# Entries supplied
--- start ---

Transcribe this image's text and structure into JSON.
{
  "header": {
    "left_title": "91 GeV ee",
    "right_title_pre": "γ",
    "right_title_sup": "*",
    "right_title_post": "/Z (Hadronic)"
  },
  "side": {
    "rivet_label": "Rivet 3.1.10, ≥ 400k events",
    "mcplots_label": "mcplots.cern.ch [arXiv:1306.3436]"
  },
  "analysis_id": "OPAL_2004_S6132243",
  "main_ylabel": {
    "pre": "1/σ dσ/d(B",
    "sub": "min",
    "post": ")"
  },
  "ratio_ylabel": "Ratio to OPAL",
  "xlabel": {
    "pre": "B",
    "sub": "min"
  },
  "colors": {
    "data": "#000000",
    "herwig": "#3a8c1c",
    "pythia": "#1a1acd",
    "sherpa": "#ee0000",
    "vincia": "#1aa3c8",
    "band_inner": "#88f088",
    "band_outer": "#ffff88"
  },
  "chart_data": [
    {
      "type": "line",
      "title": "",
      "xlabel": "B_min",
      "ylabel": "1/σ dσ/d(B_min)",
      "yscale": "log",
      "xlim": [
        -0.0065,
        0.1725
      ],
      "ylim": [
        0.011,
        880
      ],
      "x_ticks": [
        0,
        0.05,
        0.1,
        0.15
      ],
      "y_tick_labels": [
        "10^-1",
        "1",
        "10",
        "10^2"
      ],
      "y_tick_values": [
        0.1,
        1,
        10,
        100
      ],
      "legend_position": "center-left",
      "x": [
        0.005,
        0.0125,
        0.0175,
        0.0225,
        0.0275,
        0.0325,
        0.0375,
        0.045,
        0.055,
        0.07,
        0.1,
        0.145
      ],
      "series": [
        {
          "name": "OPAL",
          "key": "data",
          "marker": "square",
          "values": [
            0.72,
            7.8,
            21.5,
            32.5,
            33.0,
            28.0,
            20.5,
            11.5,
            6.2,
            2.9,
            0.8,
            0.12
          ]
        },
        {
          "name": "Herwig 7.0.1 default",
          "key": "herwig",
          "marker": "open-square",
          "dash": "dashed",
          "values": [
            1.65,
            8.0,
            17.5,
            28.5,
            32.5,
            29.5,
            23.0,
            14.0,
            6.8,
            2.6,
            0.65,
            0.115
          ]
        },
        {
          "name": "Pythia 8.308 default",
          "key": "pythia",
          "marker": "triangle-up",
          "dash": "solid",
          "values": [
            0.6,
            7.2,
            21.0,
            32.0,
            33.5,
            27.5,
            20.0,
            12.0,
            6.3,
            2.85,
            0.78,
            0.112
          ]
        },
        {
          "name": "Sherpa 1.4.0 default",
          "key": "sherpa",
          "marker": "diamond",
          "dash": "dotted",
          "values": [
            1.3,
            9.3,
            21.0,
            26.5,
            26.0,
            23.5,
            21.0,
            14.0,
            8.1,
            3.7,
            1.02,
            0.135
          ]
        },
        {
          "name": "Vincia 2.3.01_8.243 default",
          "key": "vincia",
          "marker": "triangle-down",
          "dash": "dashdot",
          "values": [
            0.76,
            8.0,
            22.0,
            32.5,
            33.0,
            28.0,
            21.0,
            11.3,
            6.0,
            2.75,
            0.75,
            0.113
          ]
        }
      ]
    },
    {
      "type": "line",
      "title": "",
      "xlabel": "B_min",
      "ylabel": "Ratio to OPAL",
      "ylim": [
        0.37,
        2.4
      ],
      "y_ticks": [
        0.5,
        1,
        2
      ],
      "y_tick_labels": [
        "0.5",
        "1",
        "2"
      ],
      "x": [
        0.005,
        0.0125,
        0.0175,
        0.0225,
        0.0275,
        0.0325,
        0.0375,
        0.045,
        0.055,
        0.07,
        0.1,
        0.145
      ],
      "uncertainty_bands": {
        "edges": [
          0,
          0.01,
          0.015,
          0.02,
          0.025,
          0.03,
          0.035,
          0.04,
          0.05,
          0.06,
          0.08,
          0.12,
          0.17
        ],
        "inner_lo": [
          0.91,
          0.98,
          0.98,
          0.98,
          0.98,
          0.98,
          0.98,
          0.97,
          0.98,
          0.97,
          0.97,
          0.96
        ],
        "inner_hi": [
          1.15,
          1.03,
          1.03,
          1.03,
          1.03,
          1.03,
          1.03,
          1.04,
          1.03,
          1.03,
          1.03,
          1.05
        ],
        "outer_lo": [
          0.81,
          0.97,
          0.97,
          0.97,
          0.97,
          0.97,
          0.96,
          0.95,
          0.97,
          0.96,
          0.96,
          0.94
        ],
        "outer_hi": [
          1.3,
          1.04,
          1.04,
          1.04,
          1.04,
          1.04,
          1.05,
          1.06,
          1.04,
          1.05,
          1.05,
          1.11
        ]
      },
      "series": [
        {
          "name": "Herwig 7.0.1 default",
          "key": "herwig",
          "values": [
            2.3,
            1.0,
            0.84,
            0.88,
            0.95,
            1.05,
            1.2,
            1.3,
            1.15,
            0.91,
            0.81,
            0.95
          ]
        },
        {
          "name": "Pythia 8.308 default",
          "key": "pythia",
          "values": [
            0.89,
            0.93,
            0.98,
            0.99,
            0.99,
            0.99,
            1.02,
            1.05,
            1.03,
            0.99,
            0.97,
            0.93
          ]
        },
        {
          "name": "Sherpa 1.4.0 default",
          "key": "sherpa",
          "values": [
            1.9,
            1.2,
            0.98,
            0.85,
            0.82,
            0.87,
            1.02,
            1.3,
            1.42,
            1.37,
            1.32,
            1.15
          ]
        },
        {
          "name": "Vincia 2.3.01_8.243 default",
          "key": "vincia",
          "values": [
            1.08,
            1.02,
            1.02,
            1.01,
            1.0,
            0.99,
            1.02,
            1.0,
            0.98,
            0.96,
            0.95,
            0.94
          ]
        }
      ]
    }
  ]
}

--- end ---

Your task is to repeat the data exactly, with nothing left out.

# Expected answer
Transcribe this image's text and structure into JSON.
{
  "header": {
    "left_title": "91 GeV ee",
    "right_title_pre": "γ",
    "right_title_sup": "*",
    "right_title_post": "/Z (Hadronic)"
  },
  "side": {
    "rivet_label": "Rivet 3.1.10, ≥ 400k events",
    "mcplots_label": "mcplots.cern.ch [arXiv:1306.3436]"
  },
  "analysis_id": "OPAL_2004_S6132243",
  "main_ylabel": {
    "pre": "1/σ dσ/d(B",
    "sub": "min",
    "post": ")"
  },
  "ratio_ylabel": "Ratio to OPAL",
  "xlabel": {
    "pre": "B",
    "sub": "min"
  },
  "colors": {
    "data": "#000000",
    "herwig": "#3a8c1c",
    "pythia": "#1a1acd",
    "sherpa": "#ee0000",
    "vincia": "#1aa3c8",
    "band_inner": "#88f088",
    "band_outer": "#ffff88"
  },
  "chart_data": [
    {
      "type": "line",
      "title": "",
      "xlabel": "B_min",
      "ylabel": "1/σ dσ/d(B_min)",
      "yscale": "log",
      "xlim": [
        -0.0065,
        0.1725
      ],
      "ylim": [
        0.011,
        880
      ],
      "x_ticks": [
        0,
        0.05,
        0.1,
        0.15
      ],
      "y_tick_labels": [
        "10^-1",
        "1",
        "10",
        "10^2"
      ],
      "y_tick_values": [
        0.1,
        1,
        10,
        100
      ],
      "legend_position": "center-left",
      "x": [
        0.005,
        0.0125,
        0.0175,
        0.0225,
        0.0275,
        0.0325,
        0.0375,
        0.045,
        0.055,
        0.07,
        0.1,
        0.145
      ],
      "series": [
        {
          "name": "OPAL",
          "key": "data",
          "marker": "square",
          "values": [
            0.72,
            7.8,
            21.5,
            32.5,
            33.0,
            28.0,
            20.5,
            11.5,
            6.2,
            2.9,
            0.8,
            0.12
          ]
        },
        {
          "name": "Herwig 7.0.1 default",
          "key": "herwig",
          "marker": "open-square",
          "dash": "dashed",
          "values": [
            1.65,
            8.0,
            17.5,
            28.5,
            32.5,
            29.5,
            23.0,
            14.0,
            6.8,
            2.6,
            0.65,
            0.115
          ]
        },
        {
          "name": "Pythia 8.308 default",
          "key": "pythia",
          "marker": "triangle-up",
          "dash": "solid",
          "values": [
            0.6,
            7.2,
            21.0,
            32.0,
            33.5,
            27.5,
            20.0,
            12.0,
            6.3,
            2.85,
            0.78,
            0.112
          ]
        },
        {
          "name": "Sherpa 1.4.0 default",
          "key": "sherpa",
          "marker": "diamond",
          "dash": "dotted",
          "values": [
            1.3,
            9.3,
            21.0,
            26.5,
            26.0,
            23.5,
            21.0,
            14.0,
            8.1,
            3.7,
            1.02,
            0.135
          ]
        },
        {
          "name": "Vincia 2.3.01_8.243 default",
          "key": "vincia",
          "marker": "triangle-down",
          "dash": "dashdot",
          "values": [
            0.76,
            8.0,
            22.0,
            32.5,
            33.0,
            28.0,
            21.0,
            11.3,
            6.0,
            2.75,
            0.75,
            0.113
          ]
        }
      ]
    },
    {
      "type": "line",
      "title": "",
      "xlabel": "B_min",
      "ylabel": "Ratio to OPAL",
      "ylim": [
        0.37,
        2.4
      ],
      "y_ticks": [
        0.5,
        1,
        2
      ],
      "y_tick_labels": [
        "0.5",
        "1",
        "2"
      ],
      "x": [
        0.005,
        0.0125,
        0.0175,
        0.0225,
        0.0275,
        0.0325,
        0.0375,
        0.045,
        0.055,
        0.07,
        0.1,
        0.145
      ],
      "uncertainty_bands": {
        "edges": [
          0,
          0.01,
          0.015,
          0.02,
          0.025,
          0.03,
          0.035,
          0.04,
          0.05,
          0.06,
          0.08,
          0.12,
          0.17
        ],
        "inner_lo": [
          0.91,
          0.98,
          0.98,
          0.98,
          0.98,
          0.98,
          0.98,
          0.97,
          0.98,
          0.97,
          0.97,
          0.96
        ],
        "inner_hi": [
          1.15,
          1.03,
          1.03,
          1.03,
          1.03,
          1.03,
          1.03,
          1.04,
          1.03,
          1.03,
          1.03,
          1.05
        ],
        "outer_lo": [
          0.81,
          0.97,
          0.97,
          0.97,
          0.97,
          0.97,
          0.96,
          0.95,
          0.97,
          0.96,
          0.96,
          0.94
        ],
        "outer_hi": [
          1.3,
          1.04,
          1.04,
          1.04,
          1.04,
          1.04,
          1.05,
          1.06,
          1.04,
          1.05,
          1.05,
          1.11
        ]
      },
      "series": [
        {
          "name": "Herwig 7.0.1 default",
          "key": "herwig",
          "values": [
            2.3,
            1.0,
            0.84,
            0.88,
            0.95,
            1.05,
            1.2,
            1.3,
            1.15,
            0.91,
            0.81,
            0.95
          ]
        },
        {
          "name": "Pythia 8.308 default",
          "key": "pythia",
          "values": [
            0.89,
            0.93,
            0.98,
            0.99,
            0.99,
            0.99,
            1.02,
            1.05,
            1.03,
            0.99,
            0.97,
            0.93
          ]
        },
        {
          "name": "Sherpa 1.4.0 default",
          "key": "sherpa",
          "values": [
            1.9,
            1.2,
            0.98,
            0.85,
            0.82,
            0.87,
            1.02,
            1.3,
            1.42,
            1.37,
            1.32,
            1.15
          ]
        },
        {
          "name": "Vincia 2.3.01_8.243 default",
          "key": "vincia",
          "values": [
            1.08,
            1.02,
            1.02,
            1.01,
            1.0,
            0.99,
            1.02,
            1.0,
            0.98,
            0.96,
            0.95,
            0.94
          ]
        }
      ]
    }
  ]
}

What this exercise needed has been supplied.